Directions
Please update the film review excerpt below, starting at "The task of" and ending at "its individual appeal.", so that "screen time" reads as "time on camera".

Source excerpt
The task of being a kid in love with a horse and the sense of freedom that horse personifies, this time goes to Alison Lohman, who, playing younger than herself, looks too old for the part and doesn't hit the right notes with either the dreamy or the volatile nature of the character, originally a young boy in O'Hara's tale. As for the star horse -- it simply doesn't get enough screen time and is stuck with too much of the customary rearing and snorting stunt stuff, rather than being allowed to more subtly convey its individual appeal.

Data section
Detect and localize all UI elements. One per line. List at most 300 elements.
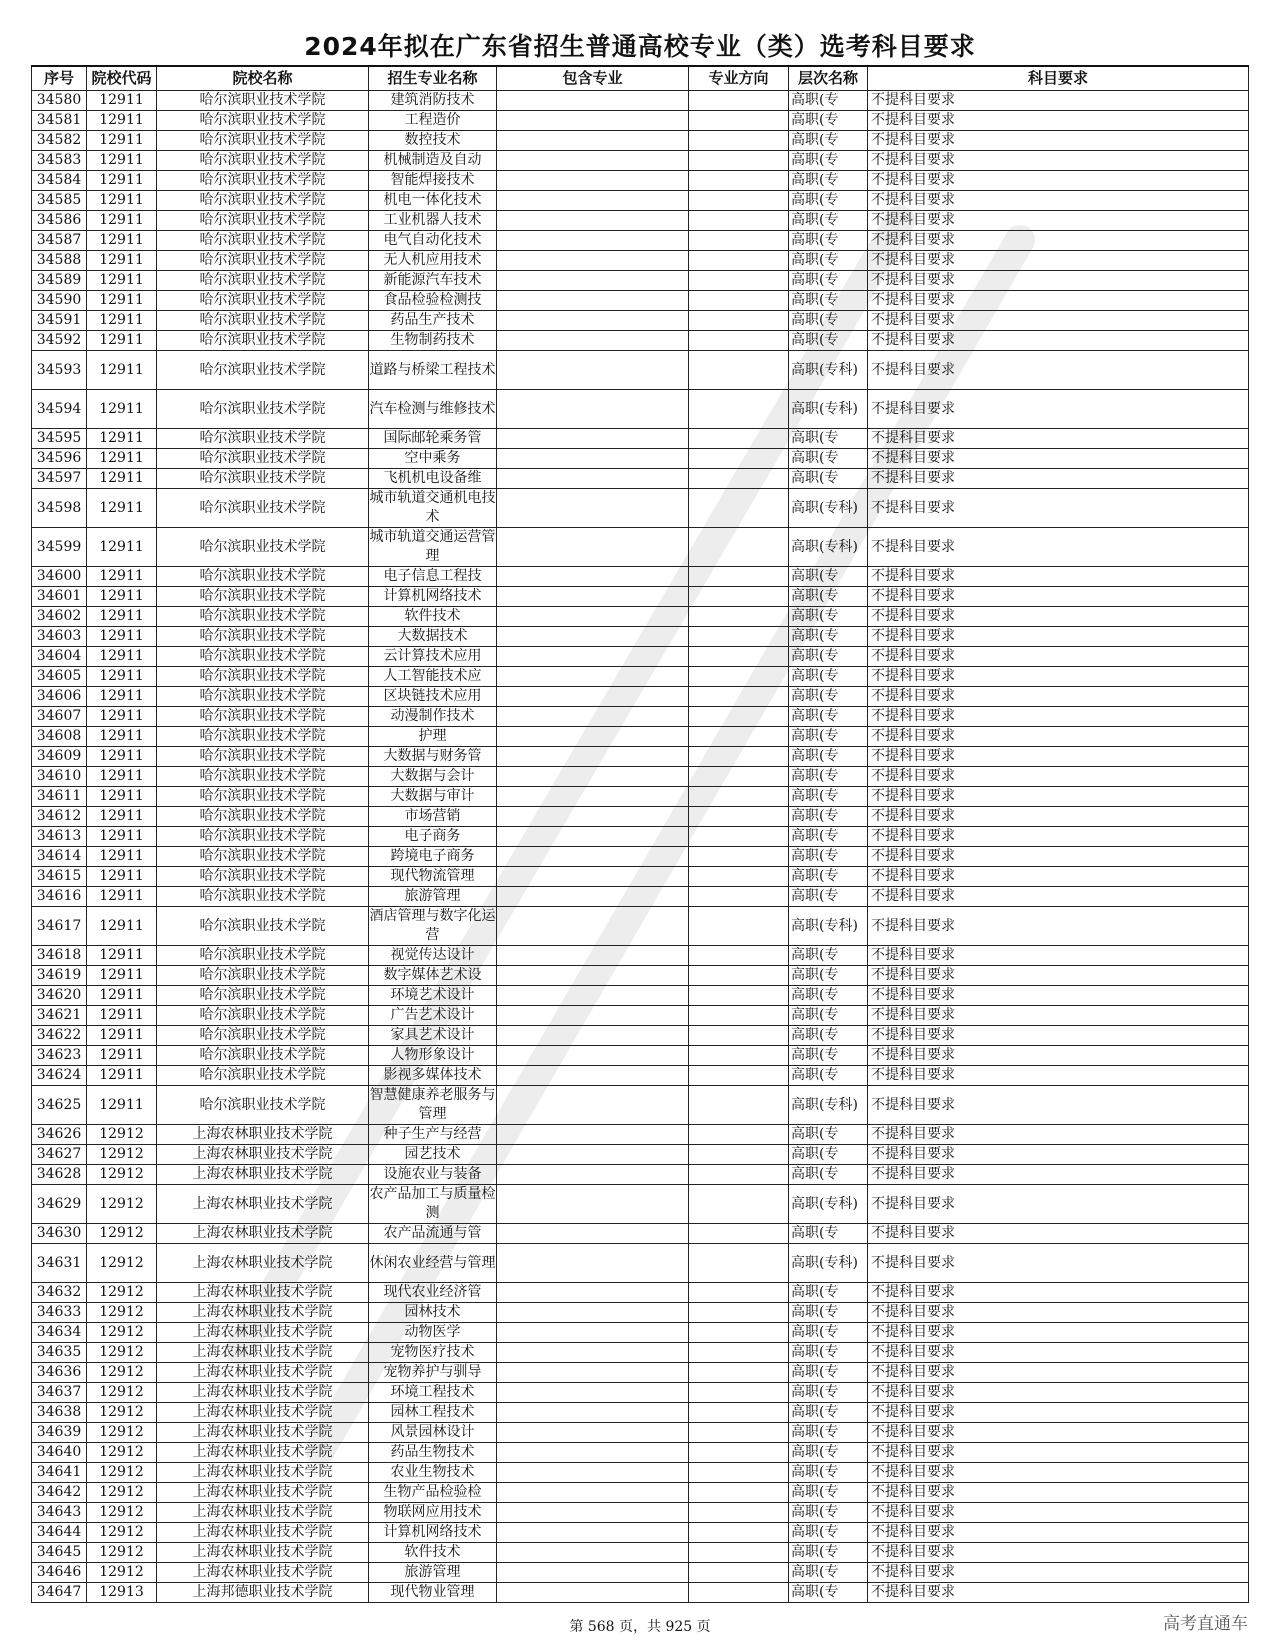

Written response
The task of being a kid in love with a horse and the sense of freedom that horse personifies, this time goes to Alison Lohman, who, playing younger than herself, looks too old for the part and doesn't hit the right notes with either the dreamy or the volatile nature of the character, originally a young boy in O'Hara's tale. As for the star horse -- it simply doesn't get enough time on camera and is stuck with too much of the customary rearing and snorting stunt stuff, rather than being allowed to more subtly convey its individual appeal.